---------- Task inputs ----------
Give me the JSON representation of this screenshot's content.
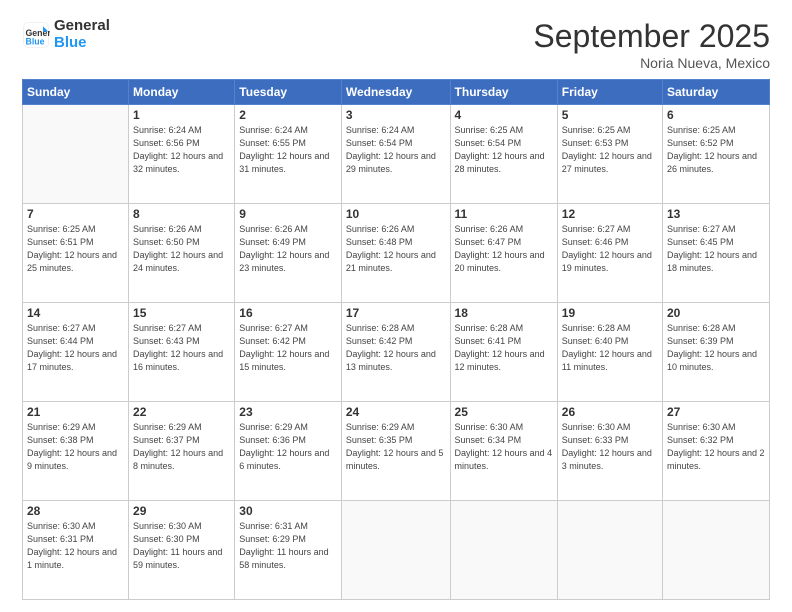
{
  "header": {
    "logo_line1": "General",
    "logo_line2": "Blue",
    "month_title": "September 2025",
    "location": "Noria Nueva, Mexico"
  },
  "weekdays": [
    "Sunday",
    "Monday",
    "Tuesday",
    "Wednesday",
    "Thursday",
    "Friday",
    "Saturday"
  ],
  "weeks": [
    [
      {
        "day": null
      },
      {
        "day": "1",
        "sunrise": "6:24 AM",
        "sunset": "6:56 PM",
        "daylight": "12 hours and 32 minutes."
      },
      {
        "day": "2",
        "sunrise": "6:24 AM",
        "sunset": "6:55 PM",
        "daylight": "12 hours and 31 minutes."
      },
      {
        "day": "3",
        "sunrise": "6:24 AM",
        "sunset": "6:54 PM",
        "daylight": "12 hours and 29 minutes."
      },
      {
        "day": "4",
        "sunrise": "6:25 AM",
        "sunset": "6:54 PM",
        "daylight": "12 hours and 28 minutes."
      },
      {
        "day": "5",
        "sunrise": "6:25 AM",
        "sunset": "6:53 PM",
        "daylight": "12 hours and 27 minutes."
      },
      {
        "day": "6",
        "sunrise": "6:25 AM",
        "sunset": "6:52 PM",
        "daylight": "12 hours and 26 minutes."
      }
    ],
    [
      {
        "day": "7",
        "sunrise": "6:25 AM",
        "sunset": "6:51 PM",
        "daylight": "12 hours and 25 minutes."
      },
      {
        "day": "8",
        "sunrise": "6:26 AM",
        "sunset": "6:50 PM",
        "daylight": "12 hours and 24 minutes."
      },
      {
        "day": "9",
        "sunrise": "6:26 AM",
        "sunset": "6:49 PM",
        "daylight": "12 hours and 23 minutes."
      },
      {
        "day": "10",
        "sunrise": "6:26 AM",
        "sunset": "6:48 PM",
        "daylight": "12 hours and 21 minutes."
      },
      {
        "day": "11",
        "sunrise": "6:26 AM",
        "sunset": "6:47 PM",
        "daylight": "12 hours and 20 minutes."
      },
      {
        "day": "12",
        "sunrise": "6:27 AM",
        "sunset": "6:46 PM",
        "daylight": "12 hours and 19 minutes."
      },
      {
        "day": "13",
        "sunrise": "6:27 AM",
        "sunset": "6:45 PM",
        "daylight": "12 hours and 18 minutes."
      }
    ],
    [
      {
        "day": "14",
        "sunrise": "6:27 AM",
        "sunset": "6:44 PM",
        "daylight": "12 hours and 17 minutes."
      },
      {
        "day": "15",
        "sunrise": "6:27 AM",
        "sunset": "6:43 PM",
        "daylight": "12 hours and 16 minutes."
      },
      {
        "day": "16",
        "sunrise": "6:27 AM",
        "sunset": "6:42 PM",
        "daylight": "12 hours and 15 minutes."
      },
      {
        "day": "17",
        "sunrise": "6:28 AM",
        "sunset": "6:42 PM",
        "daylight": "12 hours and 13 minutes."
      },
      {
        "day": "18",
        "sunrise": "6:28 AM",
        "sunset": "6:41 PM",
        "daylight": "12 hours and 12 minutes."
      },
      {
        "day": "19",
        "sunrise": "6:28 AM",
        "sunset": "6:40 PM",
        "daylight": "12 hours and 11 minutes."
      },
      {
        "day": "20",
        "sunrise": "6:28 AM",
        "sunset": "6:39 PM",
        "daylight": "12 hours and 10 minutes."
      }
    ],
    [
      {
        "day": "21",
        "sunrise": "6:29 AM",
        "sunset": "6:38 PM",
        "daylight": "12 hours and 9 minutes."
      },
      {
        "day": "22",
        "sunrise": "6:29 AM",
        "sunset": "6:37 PM",
        "daylight": "12 hours and 8 minutes."
      },
      {
        "day": "23",
        "sunrise": "6:29 AM",
        "sunset": "6:36 PM",
        "daylight": "12 hours and 6 minutes."
      },
      {
        "day": "24",
        "sunrise": "6:29 AM",
        "sunset": "6:35 PM",
        "daylight": "12 hours and 5 minutes."
      },
      {
        "day": "25",
        "sunrise": "6:30 AM",
        "sunset": "6:34 PM",
        "daylight": "12 hours and 4 minutes."
      },
      {
        "day": "26",
        "sunrise": "6:30 AM",
        "sunset": "6:33 PM",
        "daylight": "12 hours and 3 minutes."
      },
      {
        "day": "27",
        "sunrise": "6:30 AM",
        "sunset": "6:32 PM",
        "daylight": "12 hours and 2 minutes."
      }
    ],
    [
      {
        "day": "28",
        "sunrise": "6:30 AM",
        "sunset": "6:31 PM",
        "daylight": "12 hours and 1 minute."
      },
      {
        "day": "29",
        "sunrise": "6:30 AM",
        "sunset": "6:30 PM",
        "daylight": "11 hours and 59 minutes."
      },
      {
        "day": "30",
        "sunrise": "6:31 AM",
        "sunset": "6:29 PM",
        "daylight": "11 hours and 58 minutes."
      },
      {
        "day": null
      },
      {
        "day": null
      },
      {
        "day": null
      },
      {
        "day": null
      }
    ]
  ]
}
----------
Please transcribe the material above exactly as written. Leave the pictures out.

§ Problem solution
Give me the JSON representation of this screenshot's content.
{
  "header": {
    "logo_line1": "General",
    "logo_line2": "Blue",
    "month_title": "September 2025",
    "location": "Noria Nueva, Mexico"
  },
  "weekdays": [
    "Sunday",
    "Monday",
    "Tuesday",
    "Wednesday",
    "Thursday",
    "Friday",
    "Saturday"
  ],
  "weeks": [
    [
      {
        "day": null
      },
      {
        "day": "1",
        "sunrise": "6:24 AM",
        "sunset": "6:56 PM",
        "daylight": "12 hours and 32 minutes."
      },
      {
        "day": "2",
        "sunrise": "6:24 AM",
        "sunset": "6:55 PM",
        "daylight": "12 hours and 31 minutes."
      },
      {
        "day": "3",
        "sunrise": "6:24 AM",
        "sunset": "6:54 PM",
        "daylight": "12 hours and 29 minutes."
      },
      {
        "day": "4",
        "sunrise": "6:25 AM",
        "sunset": "6:54 PM",
        "daylight": "12 hours and 28 minutes."
      },
      {
        "day": "5",
        "sunrise": "6:25 AM",
        "sunset": "6:53 PM",
        "daylight": "12 hours and 27 minutes."
      },
      {
        "day": "6",
        "sunrise": "6:25 AM",
        "sunset": "6:52 PM",
        "daylight": "12 hours and 26 minutes."
      }
    ],
    [
      {
        "day": "7",
        "sunrise": "6:25 AM",
        "sunset": "6:51 PM",
        "daylight": "12 hours and 25 minutes."
      },
      {
        "day": "8",
        "sunrise": "6:26 AM",
        "sunset": "6:50 PM",
        "daylight": "12 hours and 24 minutes."
      },
      {
        "day": "9",
        "sunrise": "6:26 AM",
        "sunset": "6:49 PM",
        "daylight": "12 hours and 23 minutes."
      },
      {
        "day": "10",
        "sunrise": "6:26 AM",
        "sunset": "6:48 PM",
        "daylight": "12 hours and 21 minutes."
      },
      {
        "day": "11",
        "sunrise": "6:26 AM",
        "sunset": "6:47 PM",
        "daylight": "12 hours and 20 minutes."
      },
      {
        "day": "12",
        "sunrise": "6:27 AM",
        "sunset": "6:46 PM",
        "daylight": "12 hours and 19 minutes."
      },
      {
        "day": "13",
        "sunrise": "6:27 AM",
        "sunset": "6:45 PM",
        "daylight": "12 hours and 18 minutes."
      }
    ],
    [
      {
        "day": "14",
        "sunrise": "6:27 AM",
        "sunset": "6:44 PM",
        "daylight": "12 hours and 17 minutes."
      },
      {
        "day": "15",
        "sunrise": "6:27 AM",
        "sunset": "6:43 PM",
        "daylight": "12 hours and 16 minutes."
      },
      {
        "day": "16",
        "sunrise": "6:27 AM",
        "sunset": "6:42 PM",
        "daylight": "12 hours and 15 minutes."
      },
      {
        "day": "17",
        "sunrise": "6:28 AM",
        "sunset": "6:42 PM",
        "daylight": "12 hours and 13 minutes."
      },
      {
        "day": "18",
        "sunrise": "6:28 AM",
        "sunset": "6:41 PM",
        "daylight": "12 hours and 12 minutes."
      },
      {
        "day": "19",
        "sunrise": "6:28 AM",
        "sunset": "6:40 PM",
        "daylight": "12 hours and 11 minutes."
      },
      {
        "day": "20",
        "sunrise": "6:28 AM",
        "sunset": "6:39 PM",
        "daylight": "12 hours and 10 minutes."
      }
    ],
    [
      {
        "day": "21",
        "sunrise": "6:29 AM",
        "sunset": "6:38 PM",
        "daylight": "12 hours and 9 minutes."
      },
      {
        "day": "22",
        "sunrise": "6:29 AM",
        "sunset": "6:37 PM",
        "daylight": "12 hours and 8 minutes."
      },
      {
        "day": "23",
        "sunrise": "6:29 AM",
        "sunset": "6:36 PM",
        "daylight": "12 hours and 6 minutes."
      },
      {
        "day": "24",
        "sunrise": "6:29 AM",
        "sunset": "6:35 PM",
        "daylight": "12 hours and 5 minutes."
      },
      {
        "day": "25",
        "sunrise": "6:30 AM",
        "sunset": "6:34 PM",
        "daylight": "12 hours and 4 minutes."
      },
      {
        "day": "26",
        "sunrise": "6:30 AM",
        "sunset": "6:33 PM",
        "daylight": "12 hours and 3 minutes."
      },
      {
        "day": "27",
        "sunrise": "6:30 AM",
        "sunset": "6:32 PM",
        "daylight": "12 hours and 2 minutes."
      }
    ],
    [
      {
        "day": "28",
        "sunrise": "6:30 AM",
        "sunset": "6:31 PM",
        "daylight": "12 hours and 1 minute."
      },
      {
        "day": "29",
        "sunrise": "6:30 AM",
        "sunset": "6:30 PM",
        "daylight": "11 hours and 59 minutes."
      },
      {
        "day": "30",
        "sunrise": "6:31 AM",
        "sunset": "6:29 PM",
        "daylight": "11 hours and 58 minutes."
      },
      {
        "day": null
      },
      {
        "day": null
      },
      {
        "day": null
      },
      {
        "day": null
      }
    ]
  ]
}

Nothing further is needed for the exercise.